→ EXERCISE:
Copy all of the material below exactly.

[Records about charts and figures]
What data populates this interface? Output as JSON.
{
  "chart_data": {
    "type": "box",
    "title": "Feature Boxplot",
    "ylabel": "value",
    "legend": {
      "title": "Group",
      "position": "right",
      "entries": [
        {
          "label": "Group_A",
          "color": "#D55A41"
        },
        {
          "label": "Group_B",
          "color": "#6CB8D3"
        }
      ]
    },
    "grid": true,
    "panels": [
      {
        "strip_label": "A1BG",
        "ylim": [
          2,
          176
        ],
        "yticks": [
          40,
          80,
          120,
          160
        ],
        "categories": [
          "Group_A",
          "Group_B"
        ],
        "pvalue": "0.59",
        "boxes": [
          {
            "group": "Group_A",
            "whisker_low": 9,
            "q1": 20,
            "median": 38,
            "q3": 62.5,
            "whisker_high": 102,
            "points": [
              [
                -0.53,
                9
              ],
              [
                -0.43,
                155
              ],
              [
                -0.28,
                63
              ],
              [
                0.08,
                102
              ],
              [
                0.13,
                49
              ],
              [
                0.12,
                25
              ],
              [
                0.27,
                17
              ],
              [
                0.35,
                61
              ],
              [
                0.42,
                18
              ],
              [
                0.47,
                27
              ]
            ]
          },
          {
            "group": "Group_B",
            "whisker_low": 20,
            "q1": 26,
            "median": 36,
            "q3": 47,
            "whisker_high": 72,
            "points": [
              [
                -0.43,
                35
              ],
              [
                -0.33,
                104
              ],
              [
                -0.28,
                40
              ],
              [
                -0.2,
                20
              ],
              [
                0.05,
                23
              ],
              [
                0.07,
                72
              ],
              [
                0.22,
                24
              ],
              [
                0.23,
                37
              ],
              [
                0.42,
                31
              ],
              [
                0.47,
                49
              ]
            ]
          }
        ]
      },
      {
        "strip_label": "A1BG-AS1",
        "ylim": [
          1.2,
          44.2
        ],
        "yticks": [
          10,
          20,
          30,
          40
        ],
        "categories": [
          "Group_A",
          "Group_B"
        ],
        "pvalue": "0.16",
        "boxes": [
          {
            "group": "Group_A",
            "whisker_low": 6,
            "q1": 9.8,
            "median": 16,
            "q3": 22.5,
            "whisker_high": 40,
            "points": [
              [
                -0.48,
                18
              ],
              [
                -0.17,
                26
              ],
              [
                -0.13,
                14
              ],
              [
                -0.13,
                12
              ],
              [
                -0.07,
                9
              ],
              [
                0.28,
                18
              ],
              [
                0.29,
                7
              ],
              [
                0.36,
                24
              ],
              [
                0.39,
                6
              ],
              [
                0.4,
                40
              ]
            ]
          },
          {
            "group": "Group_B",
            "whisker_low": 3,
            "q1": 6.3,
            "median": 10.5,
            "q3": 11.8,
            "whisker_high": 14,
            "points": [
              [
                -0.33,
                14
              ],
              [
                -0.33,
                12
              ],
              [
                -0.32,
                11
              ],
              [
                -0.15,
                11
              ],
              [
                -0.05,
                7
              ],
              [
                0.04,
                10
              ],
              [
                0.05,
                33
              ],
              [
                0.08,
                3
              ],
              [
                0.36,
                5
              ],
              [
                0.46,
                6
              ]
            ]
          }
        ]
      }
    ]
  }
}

→ TASK SOLUTION:
What data populates this interface? Output as JSON.
{
  "chart_data": {
    "type": "box",
    "title": "Feature Boxplot",
    "ylabel": "value",
    "legend": {
      "title": "Group",
      "position": "right",
      "entries": [
        {
          "label": "Group_A",
          "color": "#D55A41"
        },
        {
          "label": "Group_B",
          "color": "#6CB8D3"
        }
      ]
    },
    "grid": true,
    "panels": [
      {
        "strip_label": "A1BG",
        "ylim": [
          2,
          176
        ],
        "yticks": [
          40,
          80,
          120,
          160
        ],
        "categories": [
          "Group_A",
          "Group_B"
        ],
        "pvalue": "0.59",
        "boxes": [
          {
            "group": "Group_A",
            "whisker_low": 9,
            "q1": 20,
            "median": 38,
            "q3": 62.5,
            "whisker_high": 102,
            "points": [
              [
                -0.53,
                9
              ],
              [
                -0.43,
                155
              ],
              [
                -0.28,
                63
              ],
              [
                0.08,
                102
              ],
              [
                0.13,
                49
              ],
              [
                0.12,
                25
              ],
              [
                0.27,
                17
              ],
              [
                0.35,
                61
              ],
              [
                0.42,
                18
              ],
              [
                0.47,
                27
              ]
            ]
          },
          {
            "group": "Group_B",
            "whisker_low": 20,
            "q1": 26,
            "median": 36,
            "q3": 47,
            "whisker_high": 72,
            "points": [
              [
                -0.43,
                35
              ],
              [
                -0.33,
                104
              ],
              [
                -0.28,
                40
              ],
              [
                -0.2,
                20
              ],
              [
                0.05,
                23
              ],
              [
                0.07,
                72
              ],
              [
                0.22,
                24
              ],
              [
                0.23,
                37
              ],
              [
                0.42,
                31
              ],
              [
                0.47,
                49
              ]
            ]
          }
        ]
      },
      {
        "strip_label": "A1BG-AS1",
        "ylim": [
          1.2,
          44.2
        ],
        "yticks": [
          10,
          20,
          30,
          40
        ],
        "categories": [
          "Group_A",
          "Group_B"
        ],
        "pvalue": "0.16",
        "boxes": [
          {
            "group": "Group_A",
            "whisker_low": 6,
            "q1": 9.8,
            "median": 16,
            "q3": 22.5,
            "whisker_high": 40,
            "points": [
              [
                -0.48,
                18
              ],
              [
                -0.17,
                26
              ],
              [
                -0.13,
                14
              ],
              [
                -0.13,
                12
              ],
              [
                -0.07,
                9
              ],
              [
                0.28,
                18
              ],
              [
                0.29,
                7
              ],
              [
                0.36,
                24
              ],
              [
                0.39,
                6
              ],
              [
                0.4,
                40
              ]
            ]
          },
          {
            "group": "Group_B",
            "whisker_low": 3,
            "q1": 6.3,
            "median": 10.5,
            "q3": 11.8,
            "whisker_high": 14,
            "points": [
              [
                -0.33,
                14
              ],
              [
                -0.33,
                12
              ],
              [
                -0.32,
                11
              ],
              [
                -0.15,
                11
              ],
              [
                -0.05,
                7
              ],
              [
                0.04,
                10
              ],
              [
                0.05,
                33
              ],
              [
                0.08,
                3
              ],
              [
                0.36,
                5
              ],
              [
                0.46,
                6
              ]
            ]
          }
        ]
      }
    ]
  }
}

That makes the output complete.